### REQUIRED WORK
The data must be returned in full and exactly as given.
START SUPPLIED MATERIAL
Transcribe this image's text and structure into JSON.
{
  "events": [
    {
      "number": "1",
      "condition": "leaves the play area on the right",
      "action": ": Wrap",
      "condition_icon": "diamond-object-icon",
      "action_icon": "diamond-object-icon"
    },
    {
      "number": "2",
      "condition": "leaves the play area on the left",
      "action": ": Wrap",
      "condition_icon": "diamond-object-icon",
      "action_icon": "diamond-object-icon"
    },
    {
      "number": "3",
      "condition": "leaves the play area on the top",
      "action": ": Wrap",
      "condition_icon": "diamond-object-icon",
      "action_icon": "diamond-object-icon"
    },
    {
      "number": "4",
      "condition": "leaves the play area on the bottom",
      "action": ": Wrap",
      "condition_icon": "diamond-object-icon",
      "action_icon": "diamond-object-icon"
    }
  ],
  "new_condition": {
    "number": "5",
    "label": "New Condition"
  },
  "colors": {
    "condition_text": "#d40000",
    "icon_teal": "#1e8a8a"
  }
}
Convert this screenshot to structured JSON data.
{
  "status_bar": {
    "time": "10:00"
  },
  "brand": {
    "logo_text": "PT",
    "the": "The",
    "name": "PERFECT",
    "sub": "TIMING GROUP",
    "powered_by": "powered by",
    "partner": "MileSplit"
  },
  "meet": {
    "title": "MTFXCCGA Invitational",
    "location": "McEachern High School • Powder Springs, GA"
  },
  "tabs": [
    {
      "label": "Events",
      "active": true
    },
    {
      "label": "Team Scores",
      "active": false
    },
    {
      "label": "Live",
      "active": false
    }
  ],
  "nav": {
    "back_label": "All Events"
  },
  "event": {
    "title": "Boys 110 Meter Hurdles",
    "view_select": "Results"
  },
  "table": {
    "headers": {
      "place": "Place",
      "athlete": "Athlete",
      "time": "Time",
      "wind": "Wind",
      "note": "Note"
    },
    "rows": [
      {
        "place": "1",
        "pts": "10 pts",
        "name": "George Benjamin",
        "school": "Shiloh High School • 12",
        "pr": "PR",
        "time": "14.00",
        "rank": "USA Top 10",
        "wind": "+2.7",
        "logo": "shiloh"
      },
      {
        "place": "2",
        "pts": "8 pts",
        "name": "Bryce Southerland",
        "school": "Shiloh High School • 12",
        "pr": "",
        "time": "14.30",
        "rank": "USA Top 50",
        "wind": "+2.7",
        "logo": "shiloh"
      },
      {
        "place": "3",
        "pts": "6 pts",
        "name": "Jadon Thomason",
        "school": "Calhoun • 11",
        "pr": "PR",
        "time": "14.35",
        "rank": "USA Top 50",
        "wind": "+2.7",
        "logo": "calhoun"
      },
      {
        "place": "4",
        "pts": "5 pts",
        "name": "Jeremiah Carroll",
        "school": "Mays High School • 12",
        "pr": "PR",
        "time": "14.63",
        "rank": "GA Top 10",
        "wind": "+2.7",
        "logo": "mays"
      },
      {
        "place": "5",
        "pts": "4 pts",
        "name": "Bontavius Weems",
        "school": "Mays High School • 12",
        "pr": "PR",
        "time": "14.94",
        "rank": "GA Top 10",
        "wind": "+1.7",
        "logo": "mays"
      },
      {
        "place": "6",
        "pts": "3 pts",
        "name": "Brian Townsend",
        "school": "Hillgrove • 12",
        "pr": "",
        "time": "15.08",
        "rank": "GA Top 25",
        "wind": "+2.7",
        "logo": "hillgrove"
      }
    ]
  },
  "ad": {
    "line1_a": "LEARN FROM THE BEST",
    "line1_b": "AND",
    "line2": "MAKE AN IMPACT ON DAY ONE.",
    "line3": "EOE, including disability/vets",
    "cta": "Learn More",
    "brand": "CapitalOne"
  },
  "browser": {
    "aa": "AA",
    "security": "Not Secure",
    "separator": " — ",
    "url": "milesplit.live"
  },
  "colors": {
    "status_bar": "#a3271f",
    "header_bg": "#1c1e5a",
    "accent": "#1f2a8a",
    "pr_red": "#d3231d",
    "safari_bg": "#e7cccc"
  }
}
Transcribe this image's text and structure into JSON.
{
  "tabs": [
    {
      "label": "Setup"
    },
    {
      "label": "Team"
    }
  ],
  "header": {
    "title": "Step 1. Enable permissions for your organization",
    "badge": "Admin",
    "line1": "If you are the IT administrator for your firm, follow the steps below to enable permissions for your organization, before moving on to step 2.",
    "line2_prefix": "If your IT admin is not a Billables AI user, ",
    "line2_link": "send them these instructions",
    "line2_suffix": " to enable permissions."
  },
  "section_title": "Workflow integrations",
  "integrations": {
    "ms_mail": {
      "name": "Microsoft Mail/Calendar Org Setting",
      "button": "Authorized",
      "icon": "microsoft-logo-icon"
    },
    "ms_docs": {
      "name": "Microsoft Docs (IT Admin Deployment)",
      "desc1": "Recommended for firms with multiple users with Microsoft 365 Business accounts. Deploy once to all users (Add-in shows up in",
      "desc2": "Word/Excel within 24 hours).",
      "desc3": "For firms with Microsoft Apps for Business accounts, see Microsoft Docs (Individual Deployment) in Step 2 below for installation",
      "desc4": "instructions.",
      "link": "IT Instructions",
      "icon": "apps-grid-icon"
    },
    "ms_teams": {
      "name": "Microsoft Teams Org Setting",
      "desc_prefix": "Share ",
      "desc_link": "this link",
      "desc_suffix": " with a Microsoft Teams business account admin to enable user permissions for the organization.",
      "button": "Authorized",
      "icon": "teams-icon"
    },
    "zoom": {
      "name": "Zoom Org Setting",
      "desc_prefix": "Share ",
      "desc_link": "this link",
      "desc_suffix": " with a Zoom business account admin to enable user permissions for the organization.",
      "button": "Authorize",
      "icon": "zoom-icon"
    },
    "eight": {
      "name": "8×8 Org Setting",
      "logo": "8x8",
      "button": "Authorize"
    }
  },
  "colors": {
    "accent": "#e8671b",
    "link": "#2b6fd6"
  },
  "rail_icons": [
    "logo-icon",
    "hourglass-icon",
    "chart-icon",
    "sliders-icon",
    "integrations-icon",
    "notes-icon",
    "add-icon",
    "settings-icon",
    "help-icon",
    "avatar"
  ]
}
END SUPPLIED MATERIAL
### EXERCISE SOLUTION
Transcribe this image's text and structure into JSON.
{
  "events": [
    {
      "number": "1",
      "condition": "leaves the play area on the right",
      "action": ": Wrap",
      "condition_icon": "diamond-object-icon",
      "action_icon": "diamond-object-icon"
    },
    {
      "number": "2",
      "condition": "leaves the play area on the left",
      "action": ": Wrap",
      "condition_icon": "diamond-object-icon",
      "action_icon": "diamond-object-icon"
    },
    {
      "number": "3",
      "condition": "leaves the play area on the top",
      "action": ": Wrap",
      "condition_icon": "diamond-object-icon",
      "action_icon": "diamond-object-icon"
    },
    {
      "number": "4",
      "condition": "leaves the play area on the bottom",
      "action": ": Wrap",
      "condition_icon": "diamond-object-icon",
      "action_icon": "diamond-object-icon"
    }
  ],
  "new_condition": {
    "number": "5",
    "label": "New Condition"
  },
  "colors": {
    "condition_text": "#d40000",
    "icon_teal": "#1e8a8a"
  }
}
Convert this screenshot to structured JSON data.
{
  "status_bar": {
    "time": "10:00"
  },
  "brand": {
    "logo_text": "PT",
    "the": "The",
    "name": "PERFECT",
    "sub": "TIMING GROUP",
    "powered_by": "powered by",
    "partner": "MileSplit"
  },
  "meet": {
    "title": "MTFXCCGA Invitational",
    "location": "McEachern High School • Powder Springs, GA"
  },
  "tabs": [
    {
      "label": "Events",
      "active": true
    },
    {
      "label": "Team Scores",
      "active": false
    },
    {
      "label": "Live",
      "active": false
    }
  ],
  "nav": {
    "back_label": "All Events"
  },
  "event": {
    "title": "Boys 110 Meter Hurdles",
    "view_select": "Results"
  },
  "table": {
    "headers": {
      "place": "Place",
      "athlete": "Athlete",
      "time": "Time",
      "wind": "Wind",
      "note": "Note"
    },
    "rows": [
      {
        "place": "1",
        "pts": "10 pts",
        "name": "George Benjamin",
        "school": "Shiloh High School • 12",
        "pr": "PR",
        "time": "14.00",
        "rank": "USA Top 10",
        "wind": "+2.7",
        "logo": "shiloh"
      },
      {
        "place": "2",
        "pts": "8 pts",
        "name": "Bryce Southerland",
        "school": "Shiloh High School • 12",
        "pr": "",
        "time": "14.30",
        "rank": "USA Top 50",
        "wind": "+2.7",
        "logo": "shiloh"
      },
      {
        "place": "3",
        "pts": "6 pts",
        "name": "Jadon Thomason",
        "school": "Calhoun • 11",
        "pr": "PR",
        "time": "14.35",
        "rank": "USA Top 50",
        "wind": "+2.7",
        "logo": "calhoun"
      },
      {
        "place": "4",
        "pts": "5 pts",
        "name": "Jeremiah Carroll",
        "school": "Mays High School • 12",
        "pr": "PR",
        "time": "14.63",
        "rank": "GA Top 10",
        "wind": "+2.7",
        "logo": "mays"
      },
      {
        "place": "5",
        "pts": "4 pts",
        "name": "Bontavius Weems",
        "school": "Mays High School • 12",
        "pr": "PR",
        "time": "14.94",
        "rank": "GA Top 10",
        "wind": "+1.7",
        "logo": "mays"
      },
      {
        "place": "6",
        "pts": "3 pts",
        "name": "Brian Townsend",
        "school": "Hillgrove • 12",
        "pr": "",
        "time": "15.08",
        "rank": "GA Top 25",
        "wind": "+2.7",
        "logo": "hillgrove"
      }
    ]
  },
  "ad": {
    "line1_a": "LEARN FROM THE BEST",
    "line1_b": "AND",
    "line2": "MAKE AN IMPACT ON DAY ONE.",
    "line3": "EOE, including disability/vets",
    "cta": "Learn More",
    "brand": "CapitalOne"
  },
  "browser": {
    "aa": "AA",
    "security": "Not Secure",
    "separator": " — ",
    "url": "milesplit.live"
  },
  "colors": {
    "status_bar": "#a3271f",
    "header_bg": "#1c1e5a",
    "accent": "#1f2a8a",
    "pr_red": "#d3231d",
    "safari_bg": "#e7cccc"
  }
}
Transcribe this image's text and structure into JSON.
{
  "tabs": [
    {
      "label": "Setup"
    },
    {
      "label": "Team"
    }
  ],
  "header": {
    "title": "Step 1. Enable permissions for your organization",
    "badge": "Admin",
    "line1": "If you are the IT administrator for your firm, follow the steps below to enable permissions for your organization, before moving on to step 2.",
    "line2_prefix": "If your IT admin is not a Billables AI user, ",
    "line2_link": "send them these instructions",
    "line2_suffix": " to enable permissions."
  },
  "section_title": "Workflow integrations",
  "integrations": {
    "ms_mail": {
      "name": "Microsoft Mail/Calendar Org Setting",
      "button": "Authorized",
      "icon": "microsoft-logo-icon"
    },
    "ms_docs": {
      "name": "Microsoft Docs (IT Admin Deployment)",
      "desc1": "Recommended for firms with multiple users with Microsoft 365 Business accounts. Deploy once to all users (Add-in shows up in",
      "desc2": "Word/Excel within 24 hours).",
      "desc3": "For firms with Microsoft Apps for Business accounts, see Microsoft Docs (Individual Deployment) in Step 2 below for installation",
      "desc4": "instructions.",
      "link": "IT Instructions",
      "icon": "apps-grid-icon"
    },
    "ms_teams": {
      "name": "Microsoft Teams Org Setting",
      "desc_prefix": "Share ",
      "desc_link": "this link",
      "desc_suffix": " with a Microsoft Teams business account admin to enable user permissions for the organization.",
      "button": "Authorized",
      "icon": "teams-icon"
    },
    "zoom": {
      "name": "Zoom Org Setting",
      "desc_prefix": "Share ",
      "desc_link": "this link",
      "desc_suffix": " with a Zoom business account admin to enable user permissions for the organization.",
      "button": "Authorize",
      "icon": "zoom-icon"
    },
    "eight": {
      "name": "8×8 Org Setting",
      "logo": "8x8",
      "button": "Authorize"
    }
  },
  "colors": {
    "accent": "#e8671b",
    "link": "#2b6fd6"
  },
  "rail_icons": [
    "logo-icon",
    "hourglass-icon",
    "chart-icon",
    "sliders-icon",
    "integrations-icon",
    "notes-icon",
    "add-icon",
    "settings-icon",
    "help-icon",
    "avatar"
  ]
}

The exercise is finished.